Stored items
--- BEGIN ---

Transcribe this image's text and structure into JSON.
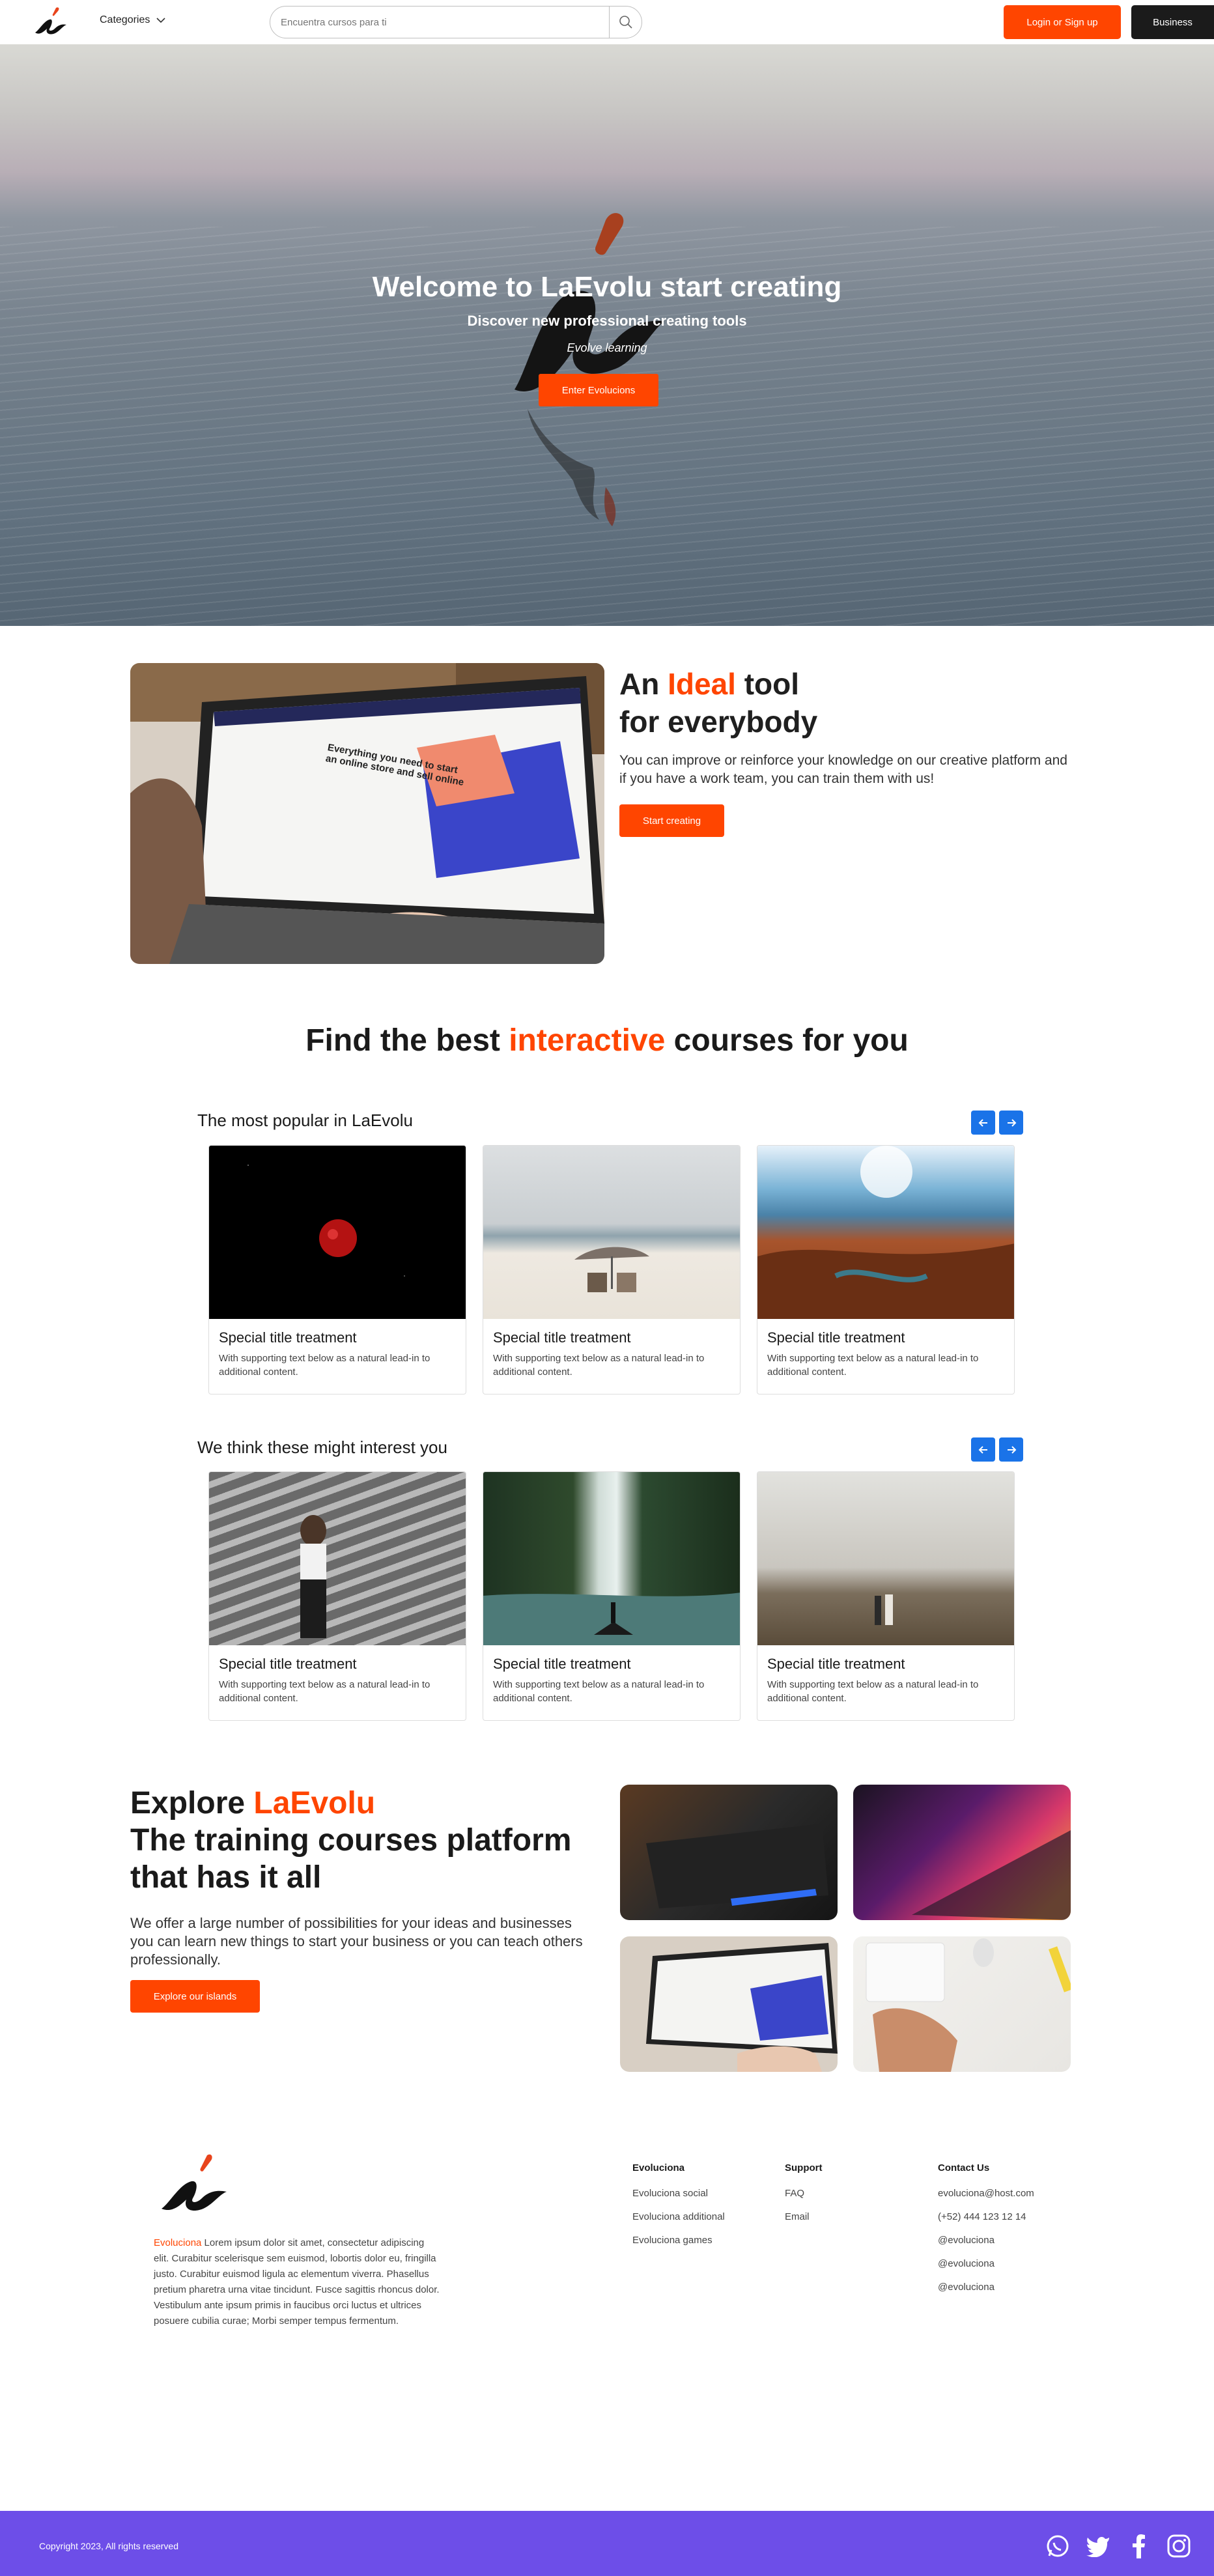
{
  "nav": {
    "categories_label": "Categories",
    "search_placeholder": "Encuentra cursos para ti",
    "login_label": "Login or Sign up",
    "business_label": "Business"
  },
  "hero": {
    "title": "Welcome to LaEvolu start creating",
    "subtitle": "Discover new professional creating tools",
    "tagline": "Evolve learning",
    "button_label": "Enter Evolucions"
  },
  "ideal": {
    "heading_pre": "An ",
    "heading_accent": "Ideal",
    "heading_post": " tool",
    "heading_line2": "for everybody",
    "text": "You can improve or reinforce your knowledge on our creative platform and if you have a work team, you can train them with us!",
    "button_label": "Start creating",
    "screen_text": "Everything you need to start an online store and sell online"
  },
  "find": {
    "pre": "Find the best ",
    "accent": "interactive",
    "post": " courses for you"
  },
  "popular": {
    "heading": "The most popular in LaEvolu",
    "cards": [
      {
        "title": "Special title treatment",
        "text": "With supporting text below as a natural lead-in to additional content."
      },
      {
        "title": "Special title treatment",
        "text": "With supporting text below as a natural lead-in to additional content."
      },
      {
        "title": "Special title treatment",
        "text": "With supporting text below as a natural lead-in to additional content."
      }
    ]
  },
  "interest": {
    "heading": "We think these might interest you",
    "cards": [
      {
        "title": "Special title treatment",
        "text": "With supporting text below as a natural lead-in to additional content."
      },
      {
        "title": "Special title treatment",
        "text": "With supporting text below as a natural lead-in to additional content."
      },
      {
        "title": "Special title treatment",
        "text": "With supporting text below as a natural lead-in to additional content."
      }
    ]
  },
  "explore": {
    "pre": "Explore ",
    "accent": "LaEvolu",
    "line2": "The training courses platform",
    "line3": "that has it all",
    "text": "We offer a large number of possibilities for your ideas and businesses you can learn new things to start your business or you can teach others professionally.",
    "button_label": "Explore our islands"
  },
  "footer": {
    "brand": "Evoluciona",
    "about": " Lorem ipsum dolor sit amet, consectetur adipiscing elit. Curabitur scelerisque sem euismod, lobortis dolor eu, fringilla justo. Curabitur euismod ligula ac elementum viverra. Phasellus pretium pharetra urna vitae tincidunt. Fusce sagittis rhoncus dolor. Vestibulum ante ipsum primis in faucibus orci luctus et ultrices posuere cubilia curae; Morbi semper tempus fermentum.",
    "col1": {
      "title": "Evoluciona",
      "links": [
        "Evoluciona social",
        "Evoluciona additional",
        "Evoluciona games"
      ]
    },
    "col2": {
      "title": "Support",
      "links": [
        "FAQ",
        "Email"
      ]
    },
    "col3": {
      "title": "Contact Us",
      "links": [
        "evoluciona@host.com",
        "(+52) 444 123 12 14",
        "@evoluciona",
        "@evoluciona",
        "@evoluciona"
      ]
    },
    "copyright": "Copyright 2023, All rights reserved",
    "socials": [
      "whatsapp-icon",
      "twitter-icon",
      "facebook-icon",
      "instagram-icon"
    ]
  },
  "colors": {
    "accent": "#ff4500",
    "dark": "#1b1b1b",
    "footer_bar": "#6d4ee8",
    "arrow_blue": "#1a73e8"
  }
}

--- END ---
--- BEGIN ---

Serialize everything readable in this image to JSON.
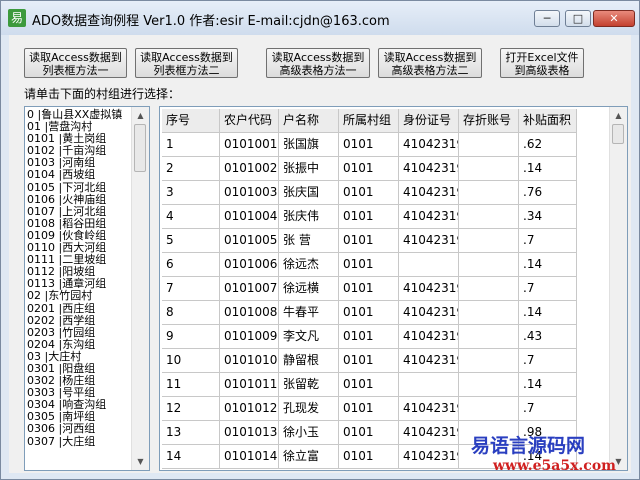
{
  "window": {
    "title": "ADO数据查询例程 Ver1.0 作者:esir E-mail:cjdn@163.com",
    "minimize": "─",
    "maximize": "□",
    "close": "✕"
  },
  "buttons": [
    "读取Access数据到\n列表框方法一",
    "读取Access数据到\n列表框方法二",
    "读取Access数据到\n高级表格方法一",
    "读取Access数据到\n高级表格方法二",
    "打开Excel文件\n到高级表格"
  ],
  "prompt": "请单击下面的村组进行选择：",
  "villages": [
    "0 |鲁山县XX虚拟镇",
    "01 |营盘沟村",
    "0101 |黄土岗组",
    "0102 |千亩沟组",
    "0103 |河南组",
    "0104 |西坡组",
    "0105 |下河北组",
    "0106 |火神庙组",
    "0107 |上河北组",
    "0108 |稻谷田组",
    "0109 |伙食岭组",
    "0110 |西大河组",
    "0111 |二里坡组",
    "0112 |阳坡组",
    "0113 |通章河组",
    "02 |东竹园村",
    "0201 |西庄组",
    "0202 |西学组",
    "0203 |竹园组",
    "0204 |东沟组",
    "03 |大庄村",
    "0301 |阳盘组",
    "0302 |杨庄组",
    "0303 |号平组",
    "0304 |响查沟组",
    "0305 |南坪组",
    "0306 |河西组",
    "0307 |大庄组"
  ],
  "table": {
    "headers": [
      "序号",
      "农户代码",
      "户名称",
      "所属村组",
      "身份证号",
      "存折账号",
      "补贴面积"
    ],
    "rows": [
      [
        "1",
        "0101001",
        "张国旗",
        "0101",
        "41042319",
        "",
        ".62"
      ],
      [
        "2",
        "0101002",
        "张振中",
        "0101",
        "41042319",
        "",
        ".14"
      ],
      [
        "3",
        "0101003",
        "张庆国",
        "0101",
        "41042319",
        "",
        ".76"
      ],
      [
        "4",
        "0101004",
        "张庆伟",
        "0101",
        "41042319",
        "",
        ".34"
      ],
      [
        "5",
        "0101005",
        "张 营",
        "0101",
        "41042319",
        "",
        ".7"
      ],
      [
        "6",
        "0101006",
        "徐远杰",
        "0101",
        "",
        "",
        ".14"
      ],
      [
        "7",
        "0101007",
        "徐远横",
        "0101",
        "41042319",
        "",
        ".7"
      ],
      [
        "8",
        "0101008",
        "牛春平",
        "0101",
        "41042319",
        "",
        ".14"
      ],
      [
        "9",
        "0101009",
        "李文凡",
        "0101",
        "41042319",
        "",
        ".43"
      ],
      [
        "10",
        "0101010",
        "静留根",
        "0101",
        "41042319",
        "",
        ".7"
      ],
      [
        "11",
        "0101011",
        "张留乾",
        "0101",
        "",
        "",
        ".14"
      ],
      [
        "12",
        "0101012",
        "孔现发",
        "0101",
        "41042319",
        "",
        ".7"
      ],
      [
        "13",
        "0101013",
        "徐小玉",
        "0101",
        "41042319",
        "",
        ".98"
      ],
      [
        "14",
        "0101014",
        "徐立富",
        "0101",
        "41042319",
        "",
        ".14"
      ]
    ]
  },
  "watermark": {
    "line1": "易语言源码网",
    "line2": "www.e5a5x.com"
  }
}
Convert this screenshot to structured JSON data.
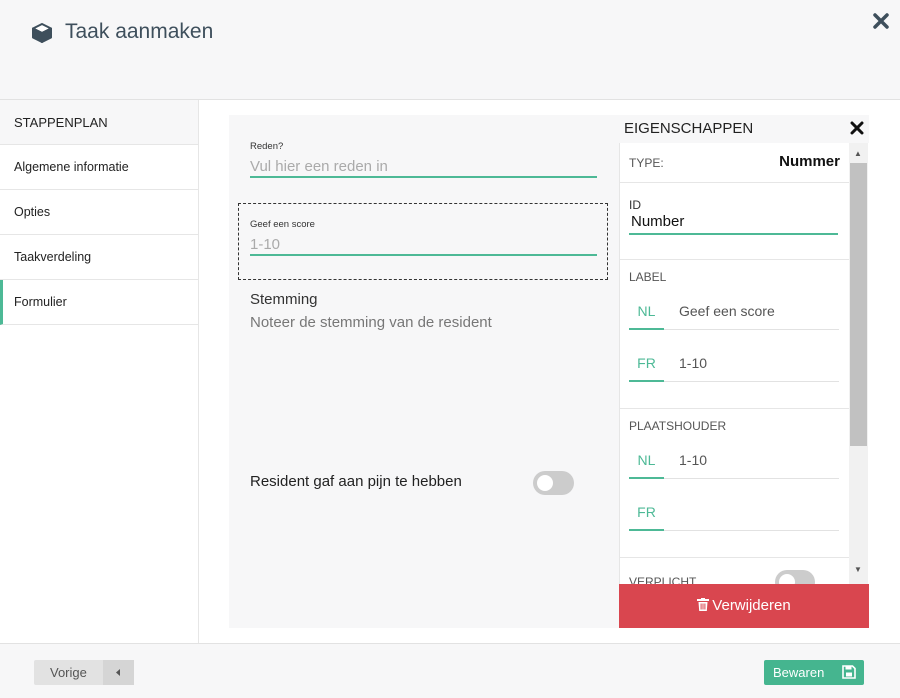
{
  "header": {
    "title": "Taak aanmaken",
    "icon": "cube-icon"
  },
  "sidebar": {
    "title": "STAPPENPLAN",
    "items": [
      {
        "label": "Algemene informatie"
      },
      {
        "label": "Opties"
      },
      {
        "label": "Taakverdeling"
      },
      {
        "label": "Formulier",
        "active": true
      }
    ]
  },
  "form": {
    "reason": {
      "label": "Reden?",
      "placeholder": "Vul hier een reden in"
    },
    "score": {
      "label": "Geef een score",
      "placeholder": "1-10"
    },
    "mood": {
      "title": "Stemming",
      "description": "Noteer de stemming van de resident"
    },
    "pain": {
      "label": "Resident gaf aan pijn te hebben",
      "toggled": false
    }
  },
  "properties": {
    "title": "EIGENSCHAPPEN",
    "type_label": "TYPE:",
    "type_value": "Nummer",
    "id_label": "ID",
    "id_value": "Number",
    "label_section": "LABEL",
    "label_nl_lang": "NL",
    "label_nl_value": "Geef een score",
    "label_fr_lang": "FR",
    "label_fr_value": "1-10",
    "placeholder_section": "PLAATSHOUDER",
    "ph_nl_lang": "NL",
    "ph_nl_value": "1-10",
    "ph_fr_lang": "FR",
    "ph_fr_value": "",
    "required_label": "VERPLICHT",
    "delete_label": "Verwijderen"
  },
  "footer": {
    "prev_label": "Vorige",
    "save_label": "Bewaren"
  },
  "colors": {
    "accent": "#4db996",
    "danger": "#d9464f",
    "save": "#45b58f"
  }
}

--- END ---

## Directive
State the number of lines that contain the string "icon", with no other words.

## Exercise answer
5